**Written request**
Narrow the data below down to the lines containing "actualmente".

**Items**

%%

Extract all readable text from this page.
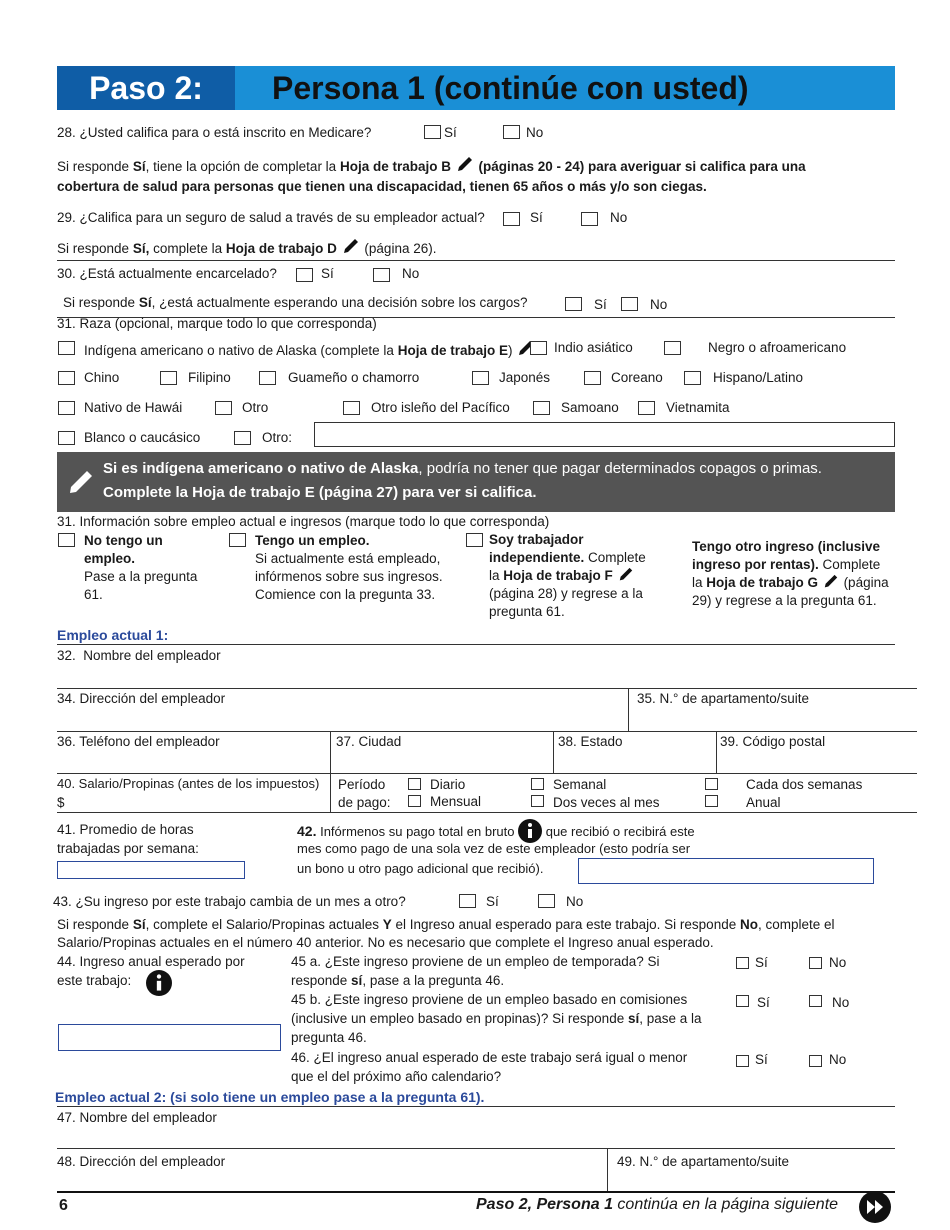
Paso 2:	Persona 1 (continúe con usted)
28. ¿Usted califica para o está inscrito en Medicare?	Sí	No
Si responde Sí, tiene la opción de completar la Hoja de trabajo B  (páginas 20 - 24) para averiguar si califica para una
cobertura de salud para personas que tienen una discapacidad, tienen 65 años o más y/o son ciegas.
29. ¿Califica para un seguro de salud a través de su empleador actual?	Sí	No
Si responde Sí, complete la Hoja de trabajo D  (página 26).
30. ¿Está actualmente encarcelado?	Sí	No
Si responde Sí, ¿está actualmente esperando una decisión sobre los cargos?	Sí	No
31. Raza (opcional, marque todo lo que corresponda)
Indígena americano o nativo de Alaska (complete la Hoja de trabajo E)	Indio asiático	Negro o afroamericano
Chino	Filipino	Guameño o chamorro	Japonés	Coreano	Hispano/Latino
Nativo de Hawái	Otro	Otro isleño del Pacífico	Samoano	Vietnamita
Blanco o caucásico	Otro:
Si es indígena americano o nativo de Alaska, podría no tener que pagar determinados copagos o primas.
Complete la Hoja de trabajo E (página 27) para ver si califica.
31. Información sobre empleo actual e ingresos (marque todo lo que corresponda)
No tengo un empleo.
Pase a la pregunta 61.
Tengo un empleo.
Si actualmente está empleado, infórmenos sobre sus ingresos. Comience con la pregunta 33.
Soy trabajador independiente. Complete la Hoja de trabajo F  (página 28) y regrese a la pregunta 61.
Tengo otro ingreso (inclusive ingreso por rentas). Complete la Hoja de trabajo G  (página 29) y regrese a la pregunta 61.
Empleo actual 1:
32. Nombre del empleador
34. Dirección del empleador	35. N.° de apartamento/suite
36. Teléfono del empleador	37. Ciudad	38. Estado	39. Código postal
40. Salario/Propinas (antes de los impuestos)
$
Período
de pago:
Diario	Semanal	Cada dos semanas
Mensual	Dos veces al mes	Anual
41. Promedio de horas
trabajadas por semana:
42. Infórmenos su pago total en bruto  que recibió o recibirá este
mes como pago de una sola vez de este empleador (esto podría ser
un bono u otro pago adicional que recibió).
43. ¿Su ingreso por este trabajo cambia de un mes a otro?	Sí	No
Si responde Sí, complete el Salario/Propinas actuales Y el Ingreso anual esperado para este trabajo. Si responde No, complete el
Salario/Propinas actuales en el número 40 anterior. No es necesario que complete el Ingreso anual esperado.
44. Ingreso anual esperado por
este trabajo:
45 a. ¿Este ingreso proviene de un empleo de temporada? Si
responde sí, pase a la pregunta 46.
Sí	No
45 b. ¿Este ingreso proviene de un empleo basado en comisiones
(inclusive un empleo basado en propinas)? Si responde sí, pase a la
pregunta 46.
Sí	No
46. ¿El ingreso anual esperado de este trabajo será igual o menor
que el del próximo año calendario?
Sí	No
Empleo actual 2: (si solo tiene un empleo pase a la pregunta 61).
47. Nombre del empleador
48. Dirección del empleador	49. N.° de apartamento/suite
6	Paso 2, Persona 1 continúa en la página siguiente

%%

**Task answer**
30. ¿Está actualmente encarcelado?	Sí	No
Si responde Sí, ¿está actualmente esperando una decisión sobre los cargos?	Sí	No
Si actualmente está empleado, infórmenos sobre sus ingresos. Comience con la pregunta 33.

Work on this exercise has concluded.